─── Reading passage ───
Preparation of the formulations: Four formulations (three self-prepared and one commercially available drug) were tested. The commercially available product consisted of capsules containing enteric-coated pellets. Formulation O1 was prepared by crushing the pellets from a commercially available drug using a mortar and pestle. The crushed pellets were subsequently placed in a release container. Formulation O2 was prepared by crushing the pellets from a commercially available drug using a mortar and pestle. The crushed pellets were suspended in an 8% sodium bicarbonate solution. Initially, a suspension concentrate was prepared by adding a portion of solution, and then the remaining solution was gradually incorporated. Finally, glycerin was added and mixed thoroughly with the rest of the suspension. Formulation O3 was prepared by suspending pure omeprazole in an 8% sodium bicarbonate solution. Initially, a suspension concentrate was formed by adding a portion of solution and gradually adding the remaining solution. Finally, glycerin was incorporated and mixed with the suspension. The composition of the self-prepared omeprazole suspensions is presented in

Table 1. Composition of the tested formulations.
─── Data for analysis ───
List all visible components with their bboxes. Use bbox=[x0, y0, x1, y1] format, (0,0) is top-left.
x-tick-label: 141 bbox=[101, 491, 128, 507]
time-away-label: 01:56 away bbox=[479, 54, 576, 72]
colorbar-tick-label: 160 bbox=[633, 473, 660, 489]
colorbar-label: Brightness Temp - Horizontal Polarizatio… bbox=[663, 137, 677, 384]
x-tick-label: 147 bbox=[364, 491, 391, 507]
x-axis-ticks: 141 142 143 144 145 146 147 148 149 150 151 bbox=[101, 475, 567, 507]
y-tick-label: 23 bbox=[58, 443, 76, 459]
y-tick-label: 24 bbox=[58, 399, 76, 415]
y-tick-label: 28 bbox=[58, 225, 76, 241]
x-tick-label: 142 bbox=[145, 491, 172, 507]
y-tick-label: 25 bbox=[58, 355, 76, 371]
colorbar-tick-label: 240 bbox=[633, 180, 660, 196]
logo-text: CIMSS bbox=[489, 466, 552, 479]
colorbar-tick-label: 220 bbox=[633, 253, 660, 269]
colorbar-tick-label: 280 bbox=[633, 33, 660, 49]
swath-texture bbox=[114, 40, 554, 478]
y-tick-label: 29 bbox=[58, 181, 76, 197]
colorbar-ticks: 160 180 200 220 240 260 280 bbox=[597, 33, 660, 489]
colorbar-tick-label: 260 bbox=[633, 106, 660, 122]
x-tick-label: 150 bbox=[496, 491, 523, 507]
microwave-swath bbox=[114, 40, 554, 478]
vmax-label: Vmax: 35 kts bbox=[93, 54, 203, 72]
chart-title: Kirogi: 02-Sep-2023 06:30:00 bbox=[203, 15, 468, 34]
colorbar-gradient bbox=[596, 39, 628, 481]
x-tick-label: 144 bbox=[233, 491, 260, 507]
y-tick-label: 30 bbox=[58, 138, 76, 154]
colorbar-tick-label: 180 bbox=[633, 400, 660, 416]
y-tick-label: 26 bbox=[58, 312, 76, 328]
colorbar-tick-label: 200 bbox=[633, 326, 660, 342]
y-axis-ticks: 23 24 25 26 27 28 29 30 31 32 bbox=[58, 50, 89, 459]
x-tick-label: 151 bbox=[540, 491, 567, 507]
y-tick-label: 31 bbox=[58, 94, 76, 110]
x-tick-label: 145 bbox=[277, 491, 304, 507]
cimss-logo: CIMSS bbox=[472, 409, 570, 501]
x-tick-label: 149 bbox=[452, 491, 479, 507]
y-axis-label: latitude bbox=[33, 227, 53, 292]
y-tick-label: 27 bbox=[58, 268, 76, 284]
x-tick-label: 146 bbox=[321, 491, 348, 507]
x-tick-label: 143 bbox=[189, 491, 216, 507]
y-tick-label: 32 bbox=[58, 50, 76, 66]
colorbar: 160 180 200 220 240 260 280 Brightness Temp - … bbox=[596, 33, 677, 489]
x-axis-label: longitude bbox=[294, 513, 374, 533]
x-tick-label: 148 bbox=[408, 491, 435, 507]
───
Your tasks –
a. According to the passage on omeprazole formulations, what did the commercially available product consist of?
b. Proceed with the passage on omeprazole formulations, picking up immediately after its final line.

Answer set –
a. Capsules containing enteric-coated pellets.

b.
Formulation	Omeprazole (Pure)	Omeprazole (Crushed Pellets)	Sodium Bicarbonate	Water	Glycerin
	[g]
O1	-	1.3 (0.02 OME)	-	-	-
O2	-	13.0 (0.2 OME)	8.0	74.0	5.0
O3	0.2	-	8.0	86.8	5.0

O1—crushing the pellets from a commercially available drug; O2—crushing the pellets from a commercially available drug suspended in an 8% sodium bicarbonate solution; O3—pure omeprazole in an 8% sodium bicarbonate solution. 1.3 g of crushed pellets contains 0.02 g of OME.

.

In this study, the formulations were prepared using a different approach from that previously described in the literature [7,8]. This decision was based on the fact that the pH of glycerol (85–100 g/L) is 5. Given that omeprazole is unstable at pH levels below 7.4, glycerol was added at the final stage of the drug preparation process [7]. The tested formulations, O1 to O3, were selected based on clinical practice, as these three compositions are the most commonly used in hospital and community pharmacies as well as in pediatric and geriatric wards. It should also be noted that the composition of suspension O3 is recommended in the literature [8]. According to the literature, the stability of suspension O3 is reported to be 14 days when stored at 2–8 °C [8].

The pH measurement was carried out to determine the acidity or alkalinity of the formulation. The analysis was performed using a calibrated pH meter (Hanna Instruments HI221, Olsztyn, Poland) at room temperature. Before each measurement, the electrode was rinsed with distilled water and gently dried with a lint-free tissue to avoid cross-contamination. All measurements were conducted in triplicate, and the results are presented as mean ± standard deviation.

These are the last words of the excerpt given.